Exercise directions:
Find the word "démarche" in the records below. List each line containing it.
— Start Extracted entries —
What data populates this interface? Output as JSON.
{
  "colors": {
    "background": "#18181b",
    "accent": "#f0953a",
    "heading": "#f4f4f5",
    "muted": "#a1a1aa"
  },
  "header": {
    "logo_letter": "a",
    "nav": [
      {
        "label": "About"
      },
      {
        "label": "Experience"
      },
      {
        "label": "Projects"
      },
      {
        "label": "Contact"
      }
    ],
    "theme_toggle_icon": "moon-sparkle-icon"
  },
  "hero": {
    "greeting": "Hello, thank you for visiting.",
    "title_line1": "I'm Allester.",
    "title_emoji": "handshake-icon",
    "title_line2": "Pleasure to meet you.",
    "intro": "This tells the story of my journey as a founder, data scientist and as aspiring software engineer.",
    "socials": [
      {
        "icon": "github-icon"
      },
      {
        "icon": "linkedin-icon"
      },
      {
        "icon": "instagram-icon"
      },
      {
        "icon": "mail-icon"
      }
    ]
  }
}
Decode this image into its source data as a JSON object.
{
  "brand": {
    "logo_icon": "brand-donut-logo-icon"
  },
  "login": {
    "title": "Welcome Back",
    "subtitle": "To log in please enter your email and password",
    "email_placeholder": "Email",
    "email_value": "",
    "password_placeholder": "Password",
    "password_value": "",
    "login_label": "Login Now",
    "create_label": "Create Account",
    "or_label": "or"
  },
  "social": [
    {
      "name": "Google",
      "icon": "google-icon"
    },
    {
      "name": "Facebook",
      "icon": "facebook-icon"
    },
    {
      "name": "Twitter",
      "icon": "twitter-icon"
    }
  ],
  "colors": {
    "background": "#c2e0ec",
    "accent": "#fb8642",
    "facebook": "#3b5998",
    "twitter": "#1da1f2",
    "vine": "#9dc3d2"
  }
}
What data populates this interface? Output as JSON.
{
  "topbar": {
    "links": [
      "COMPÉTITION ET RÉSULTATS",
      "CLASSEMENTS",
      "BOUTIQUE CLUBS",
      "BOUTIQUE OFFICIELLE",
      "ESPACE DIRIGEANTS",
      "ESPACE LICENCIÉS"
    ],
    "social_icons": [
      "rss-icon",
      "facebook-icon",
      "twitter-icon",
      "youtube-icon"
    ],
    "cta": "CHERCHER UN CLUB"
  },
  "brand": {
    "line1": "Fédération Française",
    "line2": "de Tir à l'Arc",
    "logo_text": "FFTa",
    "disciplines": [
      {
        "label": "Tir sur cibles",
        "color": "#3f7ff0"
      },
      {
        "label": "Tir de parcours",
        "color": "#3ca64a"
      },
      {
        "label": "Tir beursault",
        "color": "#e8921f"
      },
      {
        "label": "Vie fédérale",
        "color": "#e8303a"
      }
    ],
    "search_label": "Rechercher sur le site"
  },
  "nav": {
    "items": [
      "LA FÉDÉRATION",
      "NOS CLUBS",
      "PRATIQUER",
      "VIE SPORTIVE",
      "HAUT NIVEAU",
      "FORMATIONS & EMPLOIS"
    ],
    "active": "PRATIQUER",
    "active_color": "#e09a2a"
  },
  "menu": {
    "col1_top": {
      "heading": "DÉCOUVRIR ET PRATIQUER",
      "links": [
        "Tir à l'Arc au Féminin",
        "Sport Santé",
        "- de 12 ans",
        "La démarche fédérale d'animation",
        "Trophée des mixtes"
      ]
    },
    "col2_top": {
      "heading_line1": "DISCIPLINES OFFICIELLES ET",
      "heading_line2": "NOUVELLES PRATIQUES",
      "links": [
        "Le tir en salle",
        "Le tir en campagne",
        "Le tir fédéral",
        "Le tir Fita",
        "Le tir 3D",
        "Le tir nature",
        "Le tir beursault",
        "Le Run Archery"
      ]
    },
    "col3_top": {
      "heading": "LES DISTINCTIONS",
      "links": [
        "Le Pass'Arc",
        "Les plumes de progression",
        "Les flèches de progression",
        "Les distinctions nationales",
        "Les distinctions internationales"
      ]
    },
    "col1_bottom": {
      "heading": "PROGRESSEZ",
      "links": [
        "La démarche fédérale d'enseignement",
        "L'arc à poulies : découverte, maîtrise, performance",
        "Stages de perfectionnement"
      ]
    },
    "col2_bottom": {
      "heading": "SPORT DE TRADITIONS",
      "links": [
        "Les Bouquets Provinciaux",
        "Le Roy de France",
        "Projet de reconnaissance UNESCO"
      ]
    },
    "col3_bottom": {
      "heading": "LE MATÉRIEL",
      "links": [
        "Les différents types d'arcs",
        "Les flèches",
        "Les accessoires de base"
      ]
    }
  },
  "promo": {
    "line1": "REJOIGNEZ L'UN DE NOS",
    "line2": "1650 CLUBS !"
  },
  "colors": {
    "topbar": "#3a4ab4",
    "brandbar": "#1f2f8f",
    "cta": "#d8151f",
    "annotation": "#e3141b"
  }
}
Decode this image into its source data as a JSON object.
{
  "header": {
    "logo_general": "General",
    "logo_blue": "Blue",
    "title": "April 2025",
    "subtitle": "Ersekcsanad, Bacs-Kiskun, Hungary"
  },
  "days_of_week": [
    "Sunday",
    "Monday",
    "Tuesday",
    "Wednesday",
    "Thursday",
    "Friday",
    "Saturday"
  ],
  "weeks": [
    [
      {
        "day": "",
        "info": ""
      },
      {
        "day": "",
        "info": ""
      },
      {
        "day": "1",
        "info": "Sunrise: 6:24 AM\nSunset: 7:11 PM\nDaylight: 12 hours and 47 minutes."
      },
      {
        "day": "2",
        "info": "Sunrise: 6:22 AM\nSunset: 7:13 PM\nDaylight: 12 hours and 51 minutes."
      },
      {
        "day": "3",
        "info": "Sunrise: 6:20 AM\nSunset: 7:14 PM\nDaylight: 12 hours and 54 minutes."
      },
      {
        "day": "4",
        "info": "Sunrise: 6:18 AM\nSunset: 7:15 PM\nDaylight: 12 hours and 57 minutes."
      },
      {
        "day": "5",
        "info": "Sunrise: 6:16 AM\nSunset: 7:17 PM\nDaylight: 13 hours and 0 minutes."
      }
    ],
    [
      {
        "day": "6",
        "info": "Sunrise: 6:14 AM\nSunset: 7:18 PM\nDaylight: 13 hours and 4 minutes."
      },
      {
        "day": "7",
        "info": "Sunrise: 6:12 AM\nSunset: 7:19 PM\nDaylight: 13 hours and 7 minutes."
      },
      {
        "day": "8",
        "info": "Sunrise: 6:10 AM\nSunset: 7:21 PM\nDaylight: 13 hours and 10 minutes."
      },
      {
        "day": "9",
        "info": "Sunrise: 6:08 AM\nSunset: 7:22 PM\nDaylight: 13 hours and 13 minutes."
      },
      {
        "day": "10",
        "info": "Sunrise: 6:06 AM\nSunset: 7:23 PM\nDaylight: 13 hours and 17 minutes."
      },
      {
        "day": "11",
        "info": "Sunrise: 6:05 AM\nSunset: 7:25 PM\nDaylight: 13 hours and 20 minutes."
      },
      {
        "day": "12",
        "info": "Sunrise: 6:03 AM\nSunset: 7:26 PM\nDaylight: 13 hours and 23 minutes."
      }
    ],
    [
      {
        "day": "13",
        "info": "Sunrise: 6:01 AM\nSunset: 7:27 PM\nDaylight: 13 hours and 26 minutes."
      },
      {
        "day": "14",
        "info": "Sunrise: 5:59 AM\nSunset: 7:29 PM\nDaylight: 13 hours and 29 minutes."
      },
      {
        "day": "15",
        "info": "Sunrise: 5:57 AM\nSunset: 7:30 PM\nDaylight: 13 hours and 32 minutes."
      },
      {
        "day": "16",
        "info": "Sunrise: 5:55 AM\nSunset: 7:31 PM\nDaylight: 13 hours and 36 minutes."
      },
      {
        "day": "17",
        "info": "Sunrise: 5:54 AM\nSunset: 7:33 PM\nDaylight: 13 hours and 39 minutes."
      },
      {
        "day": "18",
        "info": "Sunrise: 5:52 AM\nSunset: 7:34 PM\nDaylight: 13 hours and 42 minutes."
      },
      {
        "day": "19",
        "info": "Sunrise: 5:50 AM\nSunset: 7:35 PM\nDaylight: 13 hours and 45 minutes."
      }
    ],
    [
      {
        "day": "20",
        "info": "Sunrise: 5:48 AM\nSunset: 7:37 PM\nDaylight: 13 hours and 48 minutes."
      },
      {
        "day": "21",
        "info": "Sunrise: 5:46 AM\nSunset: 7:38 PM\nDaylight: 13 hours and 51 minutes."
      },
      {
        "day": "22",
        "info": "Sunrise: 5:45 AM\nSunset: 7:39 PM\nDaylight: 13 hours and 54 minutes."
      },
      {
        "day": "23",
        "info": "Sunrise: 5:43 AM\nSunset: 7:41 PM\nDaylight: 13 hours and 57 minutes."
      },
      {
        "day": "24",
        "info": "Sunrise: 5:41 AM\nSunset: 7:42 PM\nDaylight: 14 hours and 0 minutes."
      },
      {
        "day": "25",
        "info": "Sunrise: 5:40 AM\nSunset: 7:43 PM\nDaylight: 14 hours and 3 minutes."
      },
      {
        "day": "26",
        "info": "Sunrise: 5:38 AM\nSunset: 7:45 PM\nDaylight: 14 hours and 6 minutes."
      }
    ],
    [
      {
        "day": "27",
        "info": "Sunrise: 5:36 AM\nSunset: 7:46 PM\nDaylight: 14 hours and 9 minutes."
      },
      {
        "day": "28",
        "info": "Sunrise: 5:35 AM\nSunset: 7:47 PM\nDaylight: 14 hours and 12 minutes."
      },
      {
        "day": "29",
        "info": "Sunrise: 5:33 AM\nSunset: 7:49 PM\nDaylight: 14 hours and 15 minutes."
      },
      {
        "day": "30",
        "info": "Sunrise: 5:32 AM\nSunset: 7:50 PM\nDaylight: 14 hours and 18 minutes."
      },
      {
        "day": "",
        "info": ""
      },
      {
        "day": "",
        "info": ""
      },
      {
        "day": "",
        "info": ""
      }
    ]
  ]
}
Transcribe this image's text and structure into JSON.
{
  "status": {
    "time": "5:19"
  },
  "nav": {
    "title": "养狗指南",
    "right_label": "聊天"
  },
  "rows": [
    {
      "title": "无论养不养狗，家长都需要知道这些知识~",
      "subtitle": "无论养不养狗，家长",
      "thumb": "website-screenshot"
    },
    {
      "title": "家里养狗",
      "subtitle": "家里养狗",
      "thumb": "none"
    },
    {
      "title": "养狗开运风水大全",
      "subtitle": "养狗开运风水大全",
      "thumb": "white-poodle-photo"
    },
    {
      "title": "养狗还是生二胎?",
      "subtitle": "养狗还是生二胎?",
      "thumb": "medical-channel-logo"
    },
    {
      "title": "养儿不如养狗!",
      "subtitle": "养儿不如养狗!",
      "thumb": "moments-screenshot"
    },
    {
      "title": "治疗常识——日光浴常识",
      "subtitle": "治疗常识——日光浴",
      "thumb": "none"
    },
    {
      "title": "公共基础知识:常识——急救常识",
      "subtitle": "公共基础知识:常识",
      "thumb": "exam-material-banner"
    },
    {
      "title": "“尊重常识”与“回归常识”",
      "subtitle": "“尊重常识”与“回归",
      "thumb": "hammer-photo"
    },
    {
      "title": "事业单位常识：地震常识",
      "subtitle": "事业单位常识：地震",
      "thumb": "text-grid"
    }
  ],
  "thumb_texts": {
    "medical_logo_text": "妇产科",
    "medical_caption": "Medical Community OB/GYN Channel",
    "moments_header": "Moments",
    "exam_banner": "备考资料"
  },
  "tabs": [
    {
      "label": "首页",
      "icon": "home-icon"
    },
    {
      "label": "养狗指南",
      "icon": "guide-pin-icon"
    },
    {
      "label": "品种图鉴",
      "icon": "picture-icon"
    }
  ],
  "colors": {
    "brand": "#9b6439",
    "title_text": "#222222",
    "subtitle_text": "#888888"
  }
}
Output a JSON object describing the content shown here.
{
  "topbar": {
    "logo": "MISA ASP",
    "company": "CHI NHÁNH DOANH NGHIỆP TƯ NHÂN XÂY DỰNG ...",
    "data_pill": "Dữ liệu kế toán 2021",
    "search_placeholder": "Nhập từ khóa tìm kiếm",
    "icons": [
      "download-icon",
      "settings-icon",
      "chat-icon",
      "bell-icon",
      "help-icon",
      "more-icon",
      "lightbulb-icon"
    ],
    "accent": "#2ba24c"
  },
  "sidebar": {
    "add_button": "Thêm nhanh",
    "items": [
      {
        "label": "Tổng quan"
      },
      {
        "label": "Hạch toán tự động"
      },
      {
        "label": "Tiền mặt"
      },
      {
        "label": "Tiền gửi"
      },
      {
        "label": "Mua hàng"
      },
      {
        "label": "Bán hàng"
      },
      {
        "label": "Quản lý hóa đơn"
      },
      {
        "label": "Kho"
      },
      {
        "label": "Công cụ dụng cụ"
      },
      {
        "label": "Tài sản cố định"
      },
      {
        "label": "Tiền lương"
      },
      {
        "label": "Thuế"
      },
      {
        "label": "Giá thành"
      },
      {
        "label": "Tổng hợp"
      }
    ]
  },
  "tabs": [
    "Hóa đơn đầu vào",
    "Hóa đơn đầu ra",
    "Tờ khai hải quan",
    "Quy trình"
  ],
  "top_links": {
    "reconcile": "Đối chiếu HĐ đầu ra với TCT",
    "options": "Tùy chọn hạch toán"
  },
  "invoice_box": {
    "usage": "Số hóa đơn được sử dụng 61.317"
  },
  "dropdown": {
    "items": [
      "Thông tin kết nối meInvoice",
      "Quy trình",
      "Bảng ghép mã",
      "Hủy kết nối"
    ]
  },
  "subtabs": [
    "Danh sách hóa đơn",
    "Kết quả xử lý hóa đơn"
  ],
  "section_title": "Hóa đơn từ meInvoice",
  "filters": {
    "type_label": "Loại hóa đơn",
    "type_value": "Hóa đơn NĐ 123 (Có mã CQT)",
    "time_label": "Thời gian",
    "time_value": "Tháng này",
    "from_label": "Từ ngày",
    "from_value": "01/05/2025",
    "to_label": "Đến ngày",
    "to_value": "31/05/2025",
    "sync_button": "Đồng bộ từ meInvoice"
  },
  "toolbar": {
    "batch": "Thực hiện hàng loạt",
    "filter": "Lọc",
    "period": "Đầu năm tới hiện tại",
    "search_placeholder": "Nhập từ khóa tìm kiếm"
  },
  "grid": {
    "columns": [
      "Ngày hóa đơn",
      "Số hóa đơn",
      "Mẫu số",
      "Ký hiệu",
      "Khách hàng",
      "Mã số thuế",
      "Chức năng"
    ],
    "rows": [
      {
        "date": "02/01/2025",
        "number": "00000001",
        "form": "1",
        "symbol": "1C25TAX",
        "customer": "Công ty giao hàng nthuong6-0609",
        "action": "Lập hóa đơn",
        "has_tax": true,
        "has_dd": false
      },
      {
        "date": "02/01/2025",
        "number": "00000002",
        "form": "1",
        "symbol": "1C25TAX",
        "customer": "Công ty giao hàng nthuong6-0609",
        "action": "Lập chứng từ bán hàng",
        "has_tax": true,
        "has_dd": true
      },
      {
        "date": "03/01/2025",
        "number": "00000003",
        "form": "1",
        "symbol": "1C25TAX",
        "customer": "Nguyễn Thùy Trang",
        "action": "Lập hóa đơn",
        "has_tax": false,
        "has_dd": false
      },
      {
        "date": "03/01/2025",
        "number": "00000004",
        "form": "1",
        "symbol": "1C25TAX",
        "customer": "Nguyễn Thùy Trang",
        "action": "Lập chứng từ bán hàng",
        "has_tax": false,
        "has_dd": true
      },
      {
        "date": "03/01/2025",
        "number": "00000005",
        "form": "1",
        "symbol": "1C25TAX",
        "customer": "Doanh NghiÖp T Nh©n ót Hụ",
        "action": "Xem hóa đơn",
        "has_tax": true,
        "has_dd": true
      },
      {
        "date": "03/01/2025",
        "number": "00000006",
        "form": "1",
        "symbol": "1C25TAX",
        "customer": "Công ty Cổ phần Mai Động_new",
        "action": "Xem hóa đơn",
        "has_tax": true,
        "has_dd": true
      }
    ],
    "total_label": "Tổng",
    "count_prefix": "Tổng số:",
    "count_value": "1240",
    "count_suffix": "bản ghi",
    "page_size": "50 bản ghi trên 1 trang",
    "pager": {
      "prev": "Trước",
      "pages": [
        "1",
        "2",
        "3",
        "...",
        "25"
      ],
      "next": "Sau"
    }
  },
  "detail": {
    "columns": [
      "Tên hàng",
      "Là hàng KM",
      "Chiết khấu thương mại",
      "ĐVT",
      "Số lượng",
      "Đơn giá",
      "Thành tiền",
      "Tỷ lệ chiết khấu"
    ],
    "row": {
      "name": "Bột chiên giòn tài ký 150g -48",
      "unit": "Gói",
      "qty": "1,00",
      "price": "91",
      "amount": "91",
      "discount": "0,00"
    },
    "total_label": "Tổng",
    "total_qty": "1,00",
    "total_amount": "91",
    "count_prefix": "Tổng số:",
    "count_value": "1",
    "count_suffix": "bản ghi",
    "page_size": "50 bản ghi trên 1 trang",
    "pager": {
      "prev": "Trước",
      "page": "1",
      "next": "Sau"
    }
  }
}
— End Extracted entries —
Output:
        "La démarche fédérale d'animation",
        "La démarche fédérale d'enseignement",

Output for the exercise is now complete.